Lines of data:
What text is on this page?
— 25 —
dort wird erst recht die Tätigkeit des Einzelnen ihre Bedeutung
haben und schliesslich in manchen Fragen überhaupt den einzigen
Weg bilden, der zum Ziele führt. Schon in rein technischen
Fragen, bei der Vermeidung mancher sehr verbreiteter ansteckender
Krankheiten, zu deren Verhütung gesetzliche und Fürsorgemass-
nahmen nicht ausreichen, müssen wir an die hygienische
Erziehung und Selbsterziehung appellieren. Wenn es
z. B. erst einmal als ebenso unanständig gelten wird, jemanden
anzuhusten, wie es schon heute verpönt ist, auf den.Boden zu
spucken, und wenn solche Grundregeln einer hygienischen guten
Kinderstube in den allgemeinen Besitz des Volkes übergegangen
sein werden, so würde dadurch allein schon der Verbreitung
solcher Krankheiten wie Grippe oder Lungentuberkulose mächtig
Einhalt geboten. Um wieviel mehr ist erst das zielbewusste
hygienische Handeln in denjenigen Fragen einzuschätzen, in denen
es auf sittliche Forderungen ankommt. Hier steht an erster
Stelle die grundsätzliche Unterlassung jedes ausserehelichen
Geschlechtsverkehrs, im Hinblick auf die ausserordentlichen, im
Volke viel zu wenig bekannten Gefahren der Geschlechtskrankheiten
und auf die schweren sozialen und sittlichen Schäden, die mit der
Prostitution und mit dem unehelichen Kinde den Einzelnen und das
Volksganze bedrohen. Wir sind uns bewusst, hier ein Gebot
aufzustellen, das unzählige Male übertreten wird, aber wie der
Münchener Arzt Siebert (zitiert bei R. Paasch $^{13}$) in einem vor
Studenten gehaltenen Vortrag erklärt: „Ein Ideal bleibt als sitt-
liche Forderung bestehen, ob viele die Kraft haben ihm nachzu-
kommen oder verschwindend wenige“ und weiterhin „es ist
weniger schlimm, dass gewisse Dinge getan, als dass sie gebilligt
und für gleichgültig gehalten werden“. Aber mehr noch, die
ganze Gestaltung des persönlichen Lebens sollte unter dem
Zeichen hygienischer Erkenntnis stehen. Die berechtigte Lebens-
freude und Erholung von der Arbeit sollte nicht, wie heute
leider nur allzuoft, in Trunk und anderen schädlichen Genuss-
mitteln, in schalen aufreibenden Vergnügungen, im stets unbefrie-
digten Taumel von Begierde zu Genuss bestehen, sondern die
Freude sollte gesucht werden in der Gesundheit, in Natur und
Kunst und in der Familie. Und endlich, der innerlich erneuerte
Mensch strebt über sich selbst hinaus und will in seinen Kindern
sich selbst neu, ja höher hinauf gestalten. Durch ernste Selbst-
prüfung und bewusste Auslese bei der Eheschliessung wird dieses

# Goal of the exercise
Give all of the entries again, word for word.

# Response to this exercise
What text is on this page?
— 25 —
dort wird erst recht die Tätigkeit des Einzelnen ihre Bedeutung
haben und schliesslich in manchen Fragen überhaupt den einzigen
Weg bilden, der zum Ziele führt. Schon in rein technischen
Fragen, bei der Vermeidung mancher sehr verbreiteter ansteckender
Krankheiten, zu deren Verhütung gesetzliche und Fürsorgemass-
nahmen nicht ausreichen, müssen wir an die hygienische
Erziehung und Selbsterziehung appellieren. Wenn es
z. B. erst einmal als ebenso unanständig gelten wird, jemanden
anzuhusten, wie es schon heute verpönt ist, auf den.Boden zu
spucken, und wenn solche Grundregeln einer hygienischen guten
Kinderstube in den allgemeinen Besitz des Volkes übergegangen
sein werden, so würde dadurch allein schon der Verbreitung
solcher Krankheiten wie Grippe oder Lungentuberkulose mächtig
Einhalt geboten. Um wieviel mehr ist erst das zielbewusste
hygienische Handeln in denjenigen Fragen einzuschätzen, in denen
es auf sittliche Forderungen ankommt. Hier steht an erster
Stelle die grundsätzliche Unterlassung jedes ausserehelichen
Geschlechtsverkehrs, im Hinblick auf die ausserordentlichen, im
Volke viel zu wenig bekannten Gefahren der Geschlechtskrankheiten
und auf die schweren sozialen und sittlichen Schäden, die mit der
Prostitution und mit dem unehelichen Kinde den Einzelnen und das
Volksganze bedrohen. Wir sind uns bewusst, hier ein Gebot
aufzustellen, das unzählige Male übertreten wird, aber wie der
Münchener Arzt Siebert (zitiert bei R. Paasch $^{13}$) in einem vor
Studenten gehaltenen Vortrag erklärt: „Ein Ideal bleibt als sitt-
liche Forderung bestehen, ob viele die Kraft haben ihm nachzu-
kommen oder verschwindend wenige“ und weiterhin „es ist
weniger schlimm, dass gewisse Dinge getan, als dass sie gebilligt
und für gleichgültig gehalten werden“. Aber mehr noch, die
ganze Gestaltung des persönlichen Lebens sollte unter dem
Zeichen hygienischer Erkenntnis stehen. Die berechtigte Lebens-
freude und Erholung von der Arbeit sollte nicht, wie heute
leider nur allzuoft, in Trunk und anderen schädlichen Genuss-
mitteln, in schalen aufreibenden Vergnügungen, im stets unbefrie-
digten Taumel von Begierde zu Genuss bestehen, sondern die
Freude sollte gesucht werden in der Gesundheit, in Natur und
Kunst und in der Familie. Und endlich, der innerlich erneuerte
Mensch strebt über sich selbst hinaus und will in seinen Kindern
sich selbst neu, ja höher hinauf gestalten. Durch ernste Selbst-
prüfung und bewusste Auslese bei der Eheschliessung wird dieses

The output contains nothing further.